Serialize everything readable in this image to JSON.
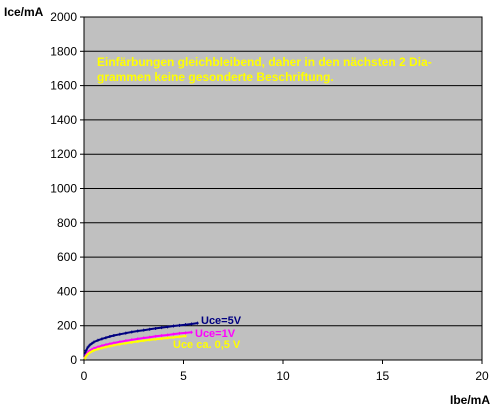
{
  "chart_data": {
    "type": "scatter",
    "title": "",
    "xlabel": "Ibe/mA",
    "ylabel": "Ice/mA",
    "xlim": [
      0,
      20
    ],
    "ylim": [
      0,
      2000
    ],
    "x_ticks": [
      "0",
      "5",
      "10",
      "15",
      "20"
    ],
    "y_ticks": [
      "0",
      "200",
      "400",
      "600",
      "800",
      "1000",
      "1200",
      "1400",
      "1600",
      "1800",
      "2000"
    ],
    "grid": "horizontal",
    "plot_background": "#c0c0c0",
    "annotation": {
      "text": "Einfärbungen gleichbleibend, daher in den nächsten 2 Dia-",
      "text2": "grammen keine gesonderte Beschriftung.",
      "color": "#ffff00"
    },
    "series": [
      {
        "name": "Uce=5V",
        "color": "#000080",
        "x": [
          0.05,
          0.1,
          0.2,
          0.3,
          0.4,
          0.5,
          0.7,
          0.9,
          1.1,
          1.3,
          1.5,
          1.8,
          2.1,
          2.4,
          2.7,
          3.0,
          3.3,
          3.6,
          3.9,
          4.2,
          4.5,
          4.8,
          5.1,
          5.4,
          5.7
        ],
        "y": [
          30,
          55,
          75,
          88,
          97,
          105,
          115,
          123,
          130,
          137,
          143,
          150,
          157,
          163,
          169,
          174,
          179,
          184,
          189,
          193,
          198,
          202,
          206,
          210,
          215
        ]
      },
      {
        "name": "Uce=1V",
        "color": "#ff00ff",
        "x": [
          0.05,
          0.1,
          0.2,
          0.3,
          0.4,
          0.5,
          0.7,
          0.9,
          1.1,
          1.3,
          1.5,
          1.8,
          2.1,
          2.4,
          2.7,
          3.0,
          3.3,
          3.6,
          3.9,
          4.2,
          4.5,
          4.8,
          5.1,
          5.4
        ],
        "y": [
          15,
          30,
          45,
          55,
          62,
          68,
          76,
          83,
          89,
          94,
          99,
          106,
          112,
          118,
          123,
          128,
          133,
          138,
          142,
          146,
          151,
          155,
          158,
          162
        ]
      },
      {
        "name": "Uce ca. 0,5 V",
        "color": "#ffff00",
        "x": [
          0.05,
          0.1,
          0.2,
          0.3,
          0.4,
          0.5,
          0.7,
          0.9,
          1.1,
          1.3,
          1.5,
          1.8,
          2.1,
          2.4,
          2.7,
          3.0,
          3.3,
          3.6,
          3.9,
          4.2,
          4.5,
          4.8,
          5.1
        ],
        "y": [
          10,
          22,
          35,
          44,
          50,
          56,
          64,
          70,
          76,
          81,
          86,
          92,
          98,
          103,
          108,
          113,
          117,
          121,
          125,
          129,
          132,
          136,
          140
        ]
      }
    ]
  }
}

---

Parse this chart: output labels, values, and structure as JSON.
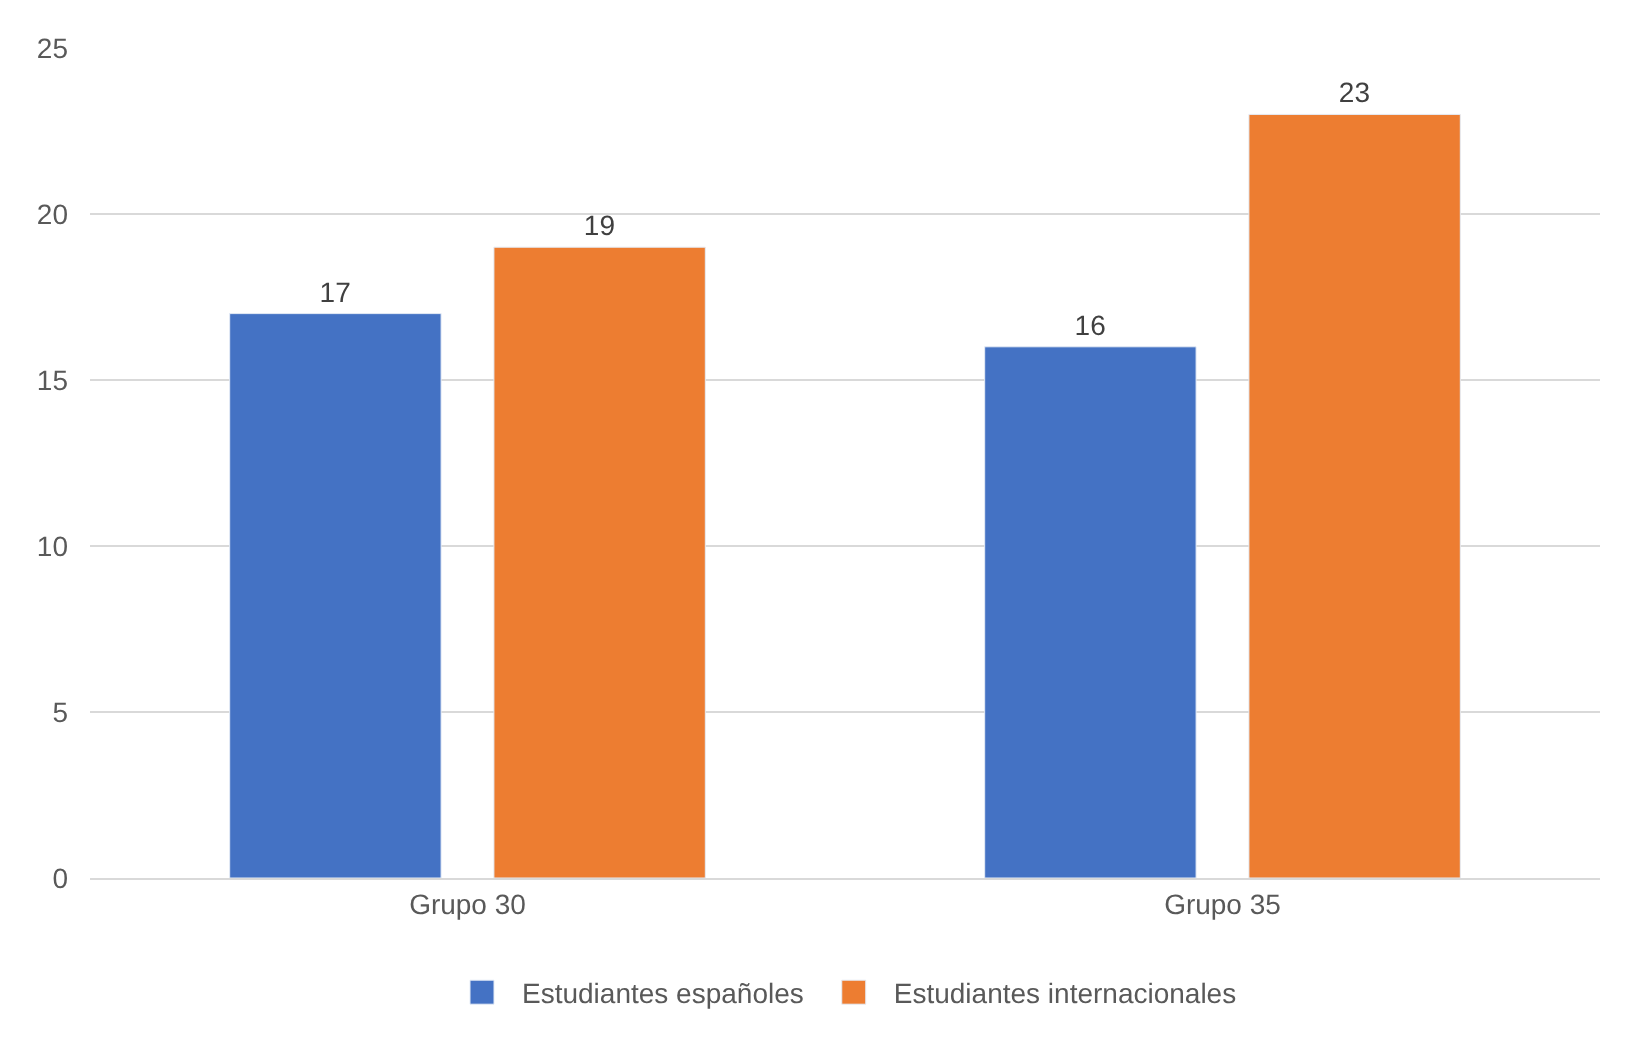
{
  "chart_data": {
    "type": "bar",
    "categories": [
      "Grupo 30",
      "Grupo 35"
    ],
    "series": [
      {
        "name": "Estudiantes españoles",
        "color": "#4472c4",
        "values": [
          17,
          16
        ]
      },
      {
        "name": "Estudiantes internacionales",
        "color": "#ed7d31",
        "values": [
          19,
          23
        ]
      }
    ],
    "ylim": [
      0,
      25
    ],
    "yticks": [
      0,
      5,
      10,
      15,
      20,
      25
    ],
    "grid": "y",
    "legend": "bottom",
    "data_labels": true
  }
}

...

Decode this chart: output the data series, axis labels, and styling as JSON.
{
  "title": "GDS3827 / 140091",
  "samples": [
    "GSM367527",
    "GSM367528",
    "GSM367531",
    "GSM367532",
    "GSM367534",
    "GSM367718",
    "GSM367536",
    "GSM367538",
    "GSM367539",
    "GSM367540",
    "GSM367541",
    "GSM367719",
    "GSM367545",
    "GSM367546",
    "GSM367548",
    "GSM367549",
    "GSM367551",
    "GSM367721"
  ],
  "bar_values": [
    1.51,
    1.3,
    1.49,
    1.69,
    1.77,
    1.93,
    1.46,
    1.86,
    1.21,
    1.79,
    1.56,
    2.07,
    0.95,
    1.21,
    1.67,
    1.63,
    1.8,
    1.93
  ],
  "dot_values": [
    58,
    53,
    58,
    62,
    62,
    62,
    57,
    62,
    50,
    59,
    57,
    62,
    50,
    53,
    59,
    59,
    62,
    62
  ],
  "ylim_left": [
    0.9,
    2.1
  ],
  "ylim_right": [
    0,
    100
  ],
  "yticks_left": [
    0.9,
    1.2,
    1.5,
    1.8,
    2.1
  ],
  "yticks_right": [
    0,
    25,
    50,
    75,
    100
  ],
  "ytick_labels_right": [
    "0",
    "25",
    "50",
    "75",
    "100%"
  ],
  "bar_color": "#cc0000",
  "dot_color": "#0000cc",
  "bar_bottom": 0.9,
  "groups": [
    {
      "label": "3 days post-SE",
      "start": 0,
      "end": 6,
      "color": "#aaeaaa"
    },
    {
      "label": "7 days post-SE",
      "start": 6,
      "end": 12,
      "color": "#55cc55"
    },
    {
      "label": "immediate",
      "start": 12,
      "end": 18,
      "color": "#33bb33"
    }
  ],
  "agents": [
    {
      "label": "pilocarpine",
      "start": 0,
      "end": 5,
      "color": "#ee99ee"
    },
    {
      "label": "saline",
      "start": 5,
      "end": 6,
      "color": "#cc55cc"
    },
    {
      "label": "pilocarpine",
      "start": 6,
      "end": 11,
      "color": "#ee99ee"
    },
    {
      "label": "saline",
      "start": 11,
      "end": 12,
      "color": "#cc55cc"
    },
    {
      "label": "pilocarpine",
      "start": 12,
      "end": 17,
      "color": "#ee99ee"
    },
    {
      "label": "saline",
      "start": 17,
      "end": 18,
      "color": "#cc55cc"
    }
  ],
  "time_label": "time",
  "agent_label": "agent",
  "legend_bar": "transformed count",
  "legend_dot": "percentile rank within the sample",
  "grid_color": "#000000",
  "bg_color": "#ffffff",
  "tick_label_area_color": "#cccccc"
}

> **Short task**:
Copy down every line of the entries containing the word "Estudiantes".

> **Written answer**:
        "name": "Estudiantes españoles",
        "name": "Estudiantes internacionales",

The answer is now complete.